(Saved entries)
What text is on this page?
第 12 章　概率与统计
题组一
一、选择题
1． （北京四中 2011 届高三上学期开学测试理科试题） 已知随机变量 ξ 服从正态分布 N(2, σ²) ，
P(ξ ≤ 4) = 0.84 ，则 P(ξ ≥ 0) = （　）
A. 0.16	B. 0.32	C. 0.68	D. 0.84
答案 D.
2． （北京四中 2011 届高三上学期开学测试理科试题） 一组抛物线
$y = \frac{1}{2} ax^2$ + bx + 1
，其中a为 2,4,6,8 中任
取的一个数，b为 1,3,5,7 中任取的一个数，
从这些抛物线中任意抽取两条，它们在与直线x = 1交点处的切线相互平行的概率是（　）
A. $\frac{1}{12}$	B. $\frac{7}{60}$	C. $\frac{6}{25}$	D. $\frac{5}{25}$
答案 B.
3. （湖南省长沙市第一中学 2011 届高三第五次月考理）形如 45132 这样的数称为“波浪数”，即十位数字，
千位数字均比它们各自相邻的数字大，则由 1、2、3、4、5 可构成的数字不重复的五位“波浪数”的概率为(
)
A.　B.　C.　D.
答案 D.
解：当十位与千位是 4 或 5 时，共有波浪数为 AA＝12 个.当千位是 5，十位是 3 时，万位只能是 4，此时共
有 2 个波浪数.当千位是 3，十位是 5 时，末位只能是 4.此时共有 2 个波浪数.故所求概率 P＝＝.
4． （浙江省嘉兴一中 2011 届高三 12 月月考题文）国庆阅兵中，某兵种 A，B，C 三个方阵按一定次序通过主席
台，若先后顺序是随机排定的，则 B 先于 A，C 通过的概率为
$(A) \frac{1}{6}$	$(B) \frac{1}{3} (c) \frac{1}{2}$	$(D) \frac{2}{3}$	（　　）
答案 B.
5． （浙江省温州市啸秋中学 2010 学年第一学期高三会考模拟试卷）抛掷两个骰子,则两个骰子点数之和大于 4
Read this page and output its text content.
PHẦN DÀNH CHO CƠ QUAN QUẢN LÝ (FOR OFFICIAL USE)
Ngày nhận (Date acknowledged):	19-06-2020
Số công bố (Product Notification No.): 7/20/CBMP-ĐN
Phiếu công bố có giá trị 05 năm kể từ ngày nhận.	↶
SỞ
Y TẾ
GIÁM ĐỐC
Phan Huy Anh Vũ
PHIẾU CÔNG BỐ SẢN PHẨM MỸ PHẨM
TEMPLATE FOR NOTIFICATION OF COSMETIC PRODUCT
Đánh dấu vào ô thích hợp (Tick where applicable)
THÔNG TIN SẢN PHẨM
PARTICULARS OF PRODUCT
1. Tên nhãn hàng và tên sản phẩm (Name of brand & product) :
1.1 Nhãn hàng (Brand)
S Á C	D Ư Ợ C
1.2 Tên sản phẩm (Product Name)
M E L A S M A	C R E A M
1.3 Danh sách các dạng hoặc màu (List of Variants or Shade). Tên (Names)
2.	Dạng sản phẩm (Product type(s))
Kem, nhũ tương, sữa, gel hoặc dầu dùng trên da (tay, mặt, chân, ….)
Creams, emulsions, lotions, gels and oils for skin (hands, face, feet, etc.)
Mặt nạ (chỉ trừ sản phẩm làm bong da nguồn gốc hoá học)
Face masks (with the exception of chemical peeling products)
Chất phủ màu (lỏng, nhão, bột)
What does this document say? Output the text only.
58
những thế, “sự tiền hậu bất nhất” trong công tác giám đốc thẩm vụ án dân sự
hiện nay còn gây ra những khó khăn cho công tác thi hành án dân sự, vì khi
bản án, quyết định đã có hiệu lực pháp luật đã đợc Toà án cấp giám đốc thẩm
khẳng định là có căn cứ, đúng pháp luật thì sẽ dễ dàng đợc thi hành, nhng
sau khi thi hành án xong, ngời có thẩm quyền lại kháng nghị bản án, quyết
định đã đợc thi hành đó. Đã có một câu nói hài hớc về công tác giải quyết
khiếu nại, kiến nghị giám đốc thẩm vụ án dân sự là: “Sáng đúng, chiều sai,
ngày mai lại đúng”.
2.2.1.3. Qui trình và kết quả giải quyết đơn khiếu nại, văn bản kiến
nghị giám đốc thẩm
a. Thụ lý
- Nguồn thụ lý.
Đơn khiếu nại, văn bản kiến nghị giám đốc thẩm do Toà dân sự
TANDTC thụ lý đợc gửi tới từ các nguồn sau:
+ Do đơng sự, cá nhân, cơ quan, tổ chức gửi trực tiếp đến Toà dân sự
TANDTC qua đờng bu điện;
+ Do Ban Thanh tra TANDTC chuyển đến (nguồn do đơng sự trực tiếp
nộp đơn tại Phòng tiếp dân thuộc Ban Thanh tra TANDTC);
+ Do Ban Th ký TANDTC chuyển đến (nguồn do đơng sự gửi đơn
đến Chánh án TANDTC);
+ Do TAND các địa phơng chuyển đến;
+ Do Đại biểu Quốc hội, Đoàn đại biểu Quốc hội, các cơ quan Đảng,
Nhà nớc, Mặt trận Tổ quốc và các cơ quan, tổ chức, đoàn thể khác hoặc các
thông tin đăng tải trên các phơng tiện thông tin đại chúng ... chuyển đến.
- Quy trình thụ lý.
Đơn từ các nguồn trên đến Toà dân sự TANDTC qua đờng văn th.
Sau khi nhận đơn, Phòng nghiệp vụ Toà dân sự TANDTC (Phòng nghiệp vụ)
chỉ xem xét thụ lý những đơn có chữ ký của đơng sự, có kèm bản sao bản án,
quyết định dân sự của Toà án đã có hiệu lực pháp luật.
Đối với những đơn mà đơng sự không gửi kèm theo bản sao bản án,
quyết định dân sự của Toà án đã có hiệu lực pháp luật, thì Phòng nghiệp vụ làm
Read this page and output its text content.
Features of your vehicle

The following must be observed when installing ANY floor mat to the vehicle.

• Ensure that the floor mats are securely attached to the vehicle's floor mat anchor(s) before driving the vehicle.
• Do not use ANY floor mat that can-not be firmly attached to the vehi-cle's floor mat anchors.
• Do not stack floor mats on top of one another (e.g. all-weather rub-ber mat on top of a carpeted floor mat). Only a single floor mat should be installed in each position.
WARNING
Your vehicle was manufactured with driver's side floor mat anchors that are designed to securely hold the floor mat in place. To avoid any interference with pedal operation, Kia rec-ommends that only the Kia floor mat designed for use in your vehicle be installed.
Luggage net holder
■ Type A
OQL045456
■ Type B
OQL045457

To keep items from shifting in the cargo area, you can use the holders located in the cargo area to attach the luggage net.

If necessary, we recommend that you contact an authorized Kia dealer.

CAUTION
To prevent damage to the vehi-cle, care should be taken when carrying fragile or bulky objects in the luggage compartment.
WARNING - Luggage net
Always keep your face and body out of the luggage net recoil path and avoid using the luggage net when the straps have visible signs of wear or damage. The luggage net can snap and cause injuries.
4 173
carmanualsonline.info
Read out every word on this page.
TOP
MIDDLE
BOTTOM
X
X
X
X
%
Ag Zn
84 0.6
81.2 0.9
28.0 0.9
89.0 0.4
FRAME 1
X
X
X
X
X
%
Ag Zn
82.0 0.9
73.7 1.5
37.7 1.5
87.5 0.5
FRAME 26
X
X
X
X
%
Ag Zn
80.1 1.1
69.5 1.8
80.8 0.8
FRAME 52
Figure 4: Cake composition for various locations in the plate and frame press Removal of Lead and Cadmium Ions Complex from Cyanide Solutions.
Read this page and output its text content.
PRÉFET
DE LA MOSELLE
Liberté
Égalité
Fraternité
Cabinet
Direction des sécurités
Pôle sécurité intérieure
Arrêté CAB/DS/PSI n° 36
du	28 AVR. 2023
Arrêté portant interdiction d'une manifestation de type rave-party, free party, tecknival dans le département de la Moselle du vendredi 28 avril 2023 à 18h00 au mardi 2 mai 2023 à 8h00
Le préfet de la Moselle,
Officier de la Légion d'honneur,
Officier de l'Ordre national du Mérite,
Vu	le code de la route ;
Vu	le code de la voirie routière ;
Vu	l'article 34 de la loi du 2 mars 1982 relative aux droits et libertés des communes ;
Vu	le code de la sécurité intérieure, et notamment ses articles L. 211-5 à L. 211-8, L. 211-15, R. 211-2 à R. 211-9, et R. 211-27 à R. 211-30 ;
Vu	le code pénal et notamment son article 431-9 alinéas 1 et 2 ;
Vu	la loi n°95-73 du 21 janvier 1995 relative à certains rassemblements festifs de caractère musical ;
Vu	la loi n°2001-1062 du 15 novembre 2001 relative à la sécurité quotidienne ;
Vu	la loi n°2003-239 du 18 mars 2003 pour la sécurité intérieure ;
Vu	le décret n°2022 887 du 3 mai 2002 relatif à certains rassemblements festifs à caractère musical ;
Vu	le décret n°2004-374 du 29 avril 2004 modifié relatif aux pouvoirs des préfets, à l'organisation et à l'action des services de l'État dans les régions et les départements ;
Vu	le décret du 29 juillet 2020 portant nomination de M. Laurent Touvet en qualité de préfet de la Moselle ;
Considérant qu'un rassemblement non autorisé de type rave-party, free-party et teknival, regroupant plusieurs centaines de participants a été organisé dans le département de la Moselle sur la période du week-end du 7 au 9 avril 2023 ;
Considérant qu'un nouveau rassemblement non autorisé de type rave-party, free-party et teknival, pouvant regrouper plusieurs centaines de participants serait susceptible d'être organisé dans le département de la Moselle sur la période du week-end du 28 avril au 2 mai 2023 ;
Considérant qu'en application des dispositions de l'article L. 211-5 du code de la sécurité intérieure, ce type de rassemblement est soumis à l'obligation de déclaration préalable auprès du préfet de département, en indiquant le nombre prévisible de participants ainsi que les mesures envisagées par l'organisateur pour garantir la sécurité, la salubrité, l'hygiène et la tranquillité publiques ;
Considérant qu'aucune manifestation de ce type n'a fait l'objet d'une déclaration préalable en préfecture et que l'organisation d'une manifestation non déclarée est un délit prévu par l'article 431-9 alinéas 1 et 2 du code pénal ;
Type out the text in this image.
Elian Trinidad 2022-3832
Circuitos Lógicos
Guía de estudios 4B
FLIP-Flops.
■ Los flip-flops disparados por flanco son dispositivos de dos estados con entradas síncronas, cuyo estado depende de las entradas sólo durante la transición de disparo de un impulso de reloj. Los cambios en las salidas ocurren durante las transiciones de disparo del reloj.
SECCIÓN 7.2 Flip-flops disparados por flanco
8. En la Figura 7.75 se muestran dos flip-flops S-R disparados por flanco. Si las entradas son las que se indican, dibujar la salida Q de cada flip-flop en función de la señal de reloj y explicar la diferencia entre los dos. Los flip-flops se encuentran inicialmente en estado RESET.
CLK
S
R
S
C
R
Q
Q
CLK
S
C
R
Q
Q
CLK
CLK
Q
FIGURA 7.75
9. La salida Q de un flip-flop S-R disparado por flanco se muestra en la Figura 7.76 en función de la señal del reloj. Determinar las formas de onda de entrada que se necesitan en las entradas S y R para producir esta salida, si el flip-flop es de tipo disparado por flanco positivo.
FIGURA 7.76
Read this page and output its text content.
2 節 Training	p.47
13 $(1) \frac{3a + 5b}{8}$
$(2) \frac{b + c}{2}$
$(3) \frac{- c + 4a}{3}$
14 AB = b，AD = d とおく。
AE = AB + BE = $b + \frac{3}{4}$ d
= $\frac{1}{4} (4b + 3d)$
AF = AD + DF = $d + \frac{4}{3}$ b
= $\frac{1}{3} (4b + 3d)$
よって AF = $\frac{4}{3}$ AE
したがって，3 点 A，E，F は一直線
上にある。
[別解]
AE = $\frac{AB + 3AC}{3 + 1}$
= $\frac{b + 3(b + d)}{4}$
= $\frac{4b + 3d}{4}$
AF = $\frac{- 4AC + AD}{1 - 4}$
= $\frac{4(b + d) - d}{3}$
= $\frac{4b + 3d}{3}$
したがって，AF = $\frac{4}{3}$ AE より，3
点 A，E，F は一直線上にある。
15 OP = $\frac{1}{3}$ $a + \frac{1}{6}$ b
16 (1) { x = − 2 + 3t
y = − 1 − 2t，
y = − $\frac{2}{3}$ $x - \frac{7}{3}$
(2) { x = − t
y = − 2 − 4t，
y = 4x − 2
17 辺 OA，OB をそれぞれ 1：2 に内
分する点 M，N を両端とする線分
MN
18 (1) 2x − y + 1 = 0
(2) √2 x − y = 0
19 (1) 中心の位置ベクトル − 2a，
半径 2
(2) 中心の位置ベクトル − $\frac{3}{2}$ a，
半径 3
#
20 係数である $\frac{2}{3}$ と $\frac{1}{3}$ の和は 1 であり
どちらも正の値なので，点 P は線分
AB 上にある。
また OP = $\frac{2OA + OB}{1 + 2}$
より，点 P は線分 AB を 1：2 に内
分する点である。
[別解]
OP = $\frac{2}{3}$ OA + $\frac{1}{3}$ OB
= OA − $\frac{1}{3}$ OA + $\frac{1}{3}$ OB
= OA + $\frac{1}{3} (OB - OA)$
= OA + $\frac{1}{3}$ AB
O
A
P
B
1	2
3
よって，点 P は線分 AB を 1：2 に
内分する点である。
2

Prompt | Check each line above for the word "déclaration" and copy the ones that have it.

Response to the task |
Considérant qu'en application des dispositions de l'article L. 211-5 du code de la sécurité intérieure, ce type de rassemblement est soumis à l'obligation de déclaration préalable auprès du préfet de département, en indiquant le nombre prévisible de participants ainsi que les mesures envisagées par l'organisateur pour garantir la sécurité, la salubrité, l'hygiène et la tranquillité publiques ;
Considérant qu'aucune manifestation de ce type n'a fait l'objet d'une déclaration préalable en préfecture et que l'organisation d'une manifestation non déclarée est un délit prévu par l'article 431-9 alinéas 1 et 2 du code pénal ;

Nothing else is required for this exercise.